(Stored records)

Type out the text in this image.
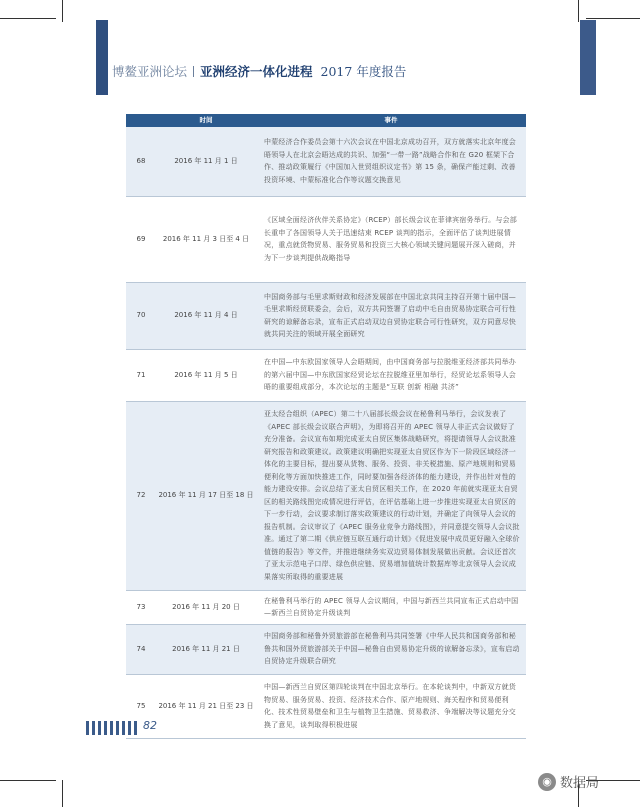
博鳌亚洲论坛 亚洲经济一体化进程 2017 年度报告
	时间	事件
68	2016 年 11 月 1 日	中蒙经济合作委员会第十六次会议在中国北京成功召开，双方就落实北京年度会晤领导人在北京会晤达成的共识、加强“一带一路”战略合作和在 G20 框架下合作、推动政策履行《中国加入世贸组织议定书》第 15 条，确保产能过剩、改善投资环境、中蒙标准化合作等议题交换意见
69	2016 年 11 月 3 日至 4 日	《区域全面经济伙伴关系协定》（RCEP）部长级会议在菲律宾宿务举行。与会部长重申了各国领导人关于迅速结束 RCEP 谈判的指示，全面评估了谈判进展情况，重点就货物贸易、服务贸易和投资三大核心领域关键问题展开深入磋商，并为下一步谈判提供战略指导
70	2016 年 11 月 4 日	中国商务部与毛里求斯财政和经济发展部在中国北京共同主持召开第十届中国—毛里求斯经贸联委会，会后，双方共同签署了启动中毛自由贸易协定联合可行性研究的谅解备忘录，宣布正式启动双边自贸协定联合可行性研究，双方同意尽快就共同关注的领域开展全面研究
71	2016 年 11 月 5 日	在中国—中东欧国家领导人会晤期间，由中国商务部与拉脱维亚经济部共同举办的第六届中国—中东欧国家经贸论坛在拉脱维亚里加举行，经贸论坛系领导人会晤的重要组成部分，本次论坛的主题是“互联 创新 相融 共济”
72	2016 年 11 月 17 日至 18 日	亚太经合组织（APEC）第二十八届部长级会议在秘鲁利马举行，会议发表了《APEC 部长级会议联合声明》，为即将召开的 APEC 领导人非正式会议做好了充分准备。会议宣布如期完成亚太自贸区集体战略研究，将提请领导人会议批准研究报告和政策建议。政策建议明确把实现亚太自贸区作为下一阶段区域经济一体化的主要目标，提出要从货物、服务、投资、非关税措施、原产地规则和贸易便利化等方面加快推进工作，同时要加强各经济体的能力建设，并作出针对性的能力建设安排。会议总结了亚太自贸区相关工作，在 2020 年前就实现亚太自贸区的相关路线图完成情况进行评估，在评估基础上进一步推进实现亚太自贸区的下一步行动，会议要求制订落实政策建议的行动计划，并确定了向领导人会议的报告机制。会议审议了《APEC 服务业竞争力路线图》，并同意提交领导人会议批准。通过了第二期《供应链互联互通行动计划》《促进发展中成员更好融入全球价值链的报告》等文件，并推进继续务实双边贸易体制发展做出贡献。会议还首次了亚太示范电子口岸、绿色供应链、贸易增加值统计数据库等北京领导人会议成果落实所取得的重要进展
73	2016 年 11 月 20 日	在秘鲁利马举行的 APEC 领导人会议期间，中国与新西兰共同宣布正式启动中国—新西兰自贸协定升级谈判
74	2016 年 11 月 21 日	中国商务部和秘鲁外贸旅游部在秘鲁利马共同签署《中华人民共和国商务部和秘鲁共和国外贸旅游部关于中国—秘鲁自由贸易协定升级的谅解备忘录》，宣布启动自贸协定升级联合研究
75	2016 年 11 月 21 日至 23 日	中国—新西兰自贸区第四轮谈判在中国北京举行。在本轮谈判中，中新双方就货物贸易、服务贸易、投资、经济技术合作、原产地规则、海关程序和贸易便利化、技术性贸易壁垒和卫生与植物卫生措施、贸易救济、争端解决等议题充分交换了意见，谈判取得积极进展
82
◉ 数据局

--

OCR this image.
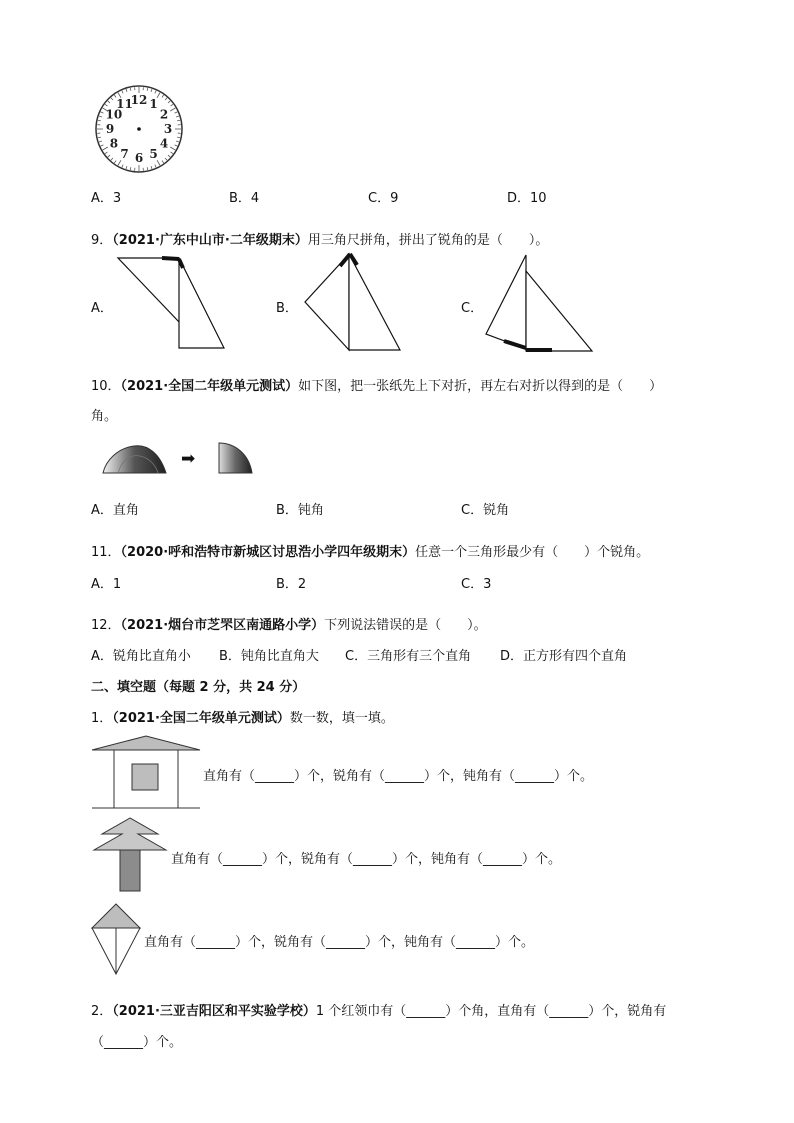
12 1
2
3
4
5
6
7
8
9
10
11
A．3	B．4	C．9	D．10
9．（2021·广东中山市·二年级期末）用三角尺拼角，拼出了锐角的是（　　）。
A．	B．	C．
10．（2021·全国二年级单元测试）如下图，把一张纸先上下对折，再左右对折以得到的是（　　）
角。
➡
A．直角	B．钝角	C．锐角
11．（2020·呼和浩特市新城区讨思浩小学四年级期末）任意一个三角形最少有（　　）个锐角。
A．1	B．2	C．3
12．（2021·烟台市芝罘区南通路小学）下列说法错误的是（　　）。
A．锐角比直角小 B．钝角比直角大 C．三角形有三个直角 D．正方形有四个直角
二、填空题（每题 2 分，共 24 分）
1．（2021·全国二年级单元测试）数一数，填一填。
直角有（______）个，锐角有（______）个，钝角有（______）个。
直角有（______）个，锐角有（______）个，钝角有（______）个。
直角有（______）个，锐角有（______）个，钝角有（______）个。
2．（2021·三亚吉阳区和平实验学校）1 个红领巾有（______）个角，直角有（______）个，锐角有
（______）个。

EXERCISE DESCRIPTION> Count each line where the string "this" occurs, and write only the number.

OUTPUT OF THE EXERCISE> 2